(Beginning of Data section)
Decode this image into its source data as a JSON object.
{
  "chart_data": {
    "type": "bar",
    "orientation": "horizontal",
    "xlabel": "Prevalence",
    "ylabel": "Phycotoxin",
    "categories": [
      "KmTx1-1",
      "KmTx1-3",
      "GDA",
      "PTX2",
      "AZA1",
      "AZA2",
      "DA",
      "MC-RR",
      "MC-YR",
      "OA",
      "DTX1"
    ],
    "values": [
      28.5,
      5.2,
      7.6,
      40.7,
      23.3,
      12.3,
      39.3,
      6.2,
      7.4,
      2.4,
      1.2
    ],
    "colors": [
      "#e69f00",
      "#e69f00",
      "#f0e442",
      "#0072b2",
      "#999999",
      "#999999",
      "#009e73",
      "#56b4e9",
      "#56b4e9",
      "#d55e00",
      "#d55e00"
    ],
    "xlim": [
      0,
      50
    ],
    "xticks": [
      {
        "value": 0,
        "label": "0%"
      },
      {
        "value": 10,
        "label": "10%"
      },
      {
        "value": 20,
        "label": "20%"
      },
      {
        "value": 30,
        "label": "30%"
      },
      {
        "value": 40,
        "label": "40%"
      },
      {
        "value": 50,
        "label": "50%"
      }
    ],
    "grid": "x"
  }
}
(End of Data section)
→ Goal of the exercise
Above are some records; repeat all of them exactly.

→ Solved problem
Decode this image into its source data as a JSON object.
{
  "chart_data": {
    "type": "bar",
    "orientation": "horizontal",
    "xlabel": "Prevalence",
    "ylabel": "Phycotoxin",
    "categories": [
      "KmTx1-1",
      "KmTx1-3",
      "GDA",
      "PTX2",
      "AZA1",
      "AZA2",
      "DA",
      "MC-RR",
      "MC-YR",
      "OA",
      "DTX1"
    ],
    "values": [
      28.5,
      5.2,
      7.6,
      40.7,
      23.3,
      12.3,
      39.3,
      6.2,
      7.4,
      2.4,
      1.2
    ],
    "colors": [
      "#e69f00",
      "#e69f00",
      "#f0e442",
      "#0072b2",
      "#999999",
      "#999999",
      "#009e73",
      "#56b4e9",
      "#56b4e9",
      "#d55e00",
      "#d55e00"
    ],
    "xlim": [
      0,
      50
    ],
    "xticks": [
      {
        "value": 0,
        "label": "0%"
      },
      {
        "value": 10,
        "label": "10%"
      },
      {
        "value": 20,
        "label": "20%"
      },
      {
        "value": 30,
        "label": "30%"
      },
      {
        "value": 40,
        "label": "40%"
      },
      {
        "value": 50,
        "label": "50%"
      }
    ],
    "grid": "x"
  }
}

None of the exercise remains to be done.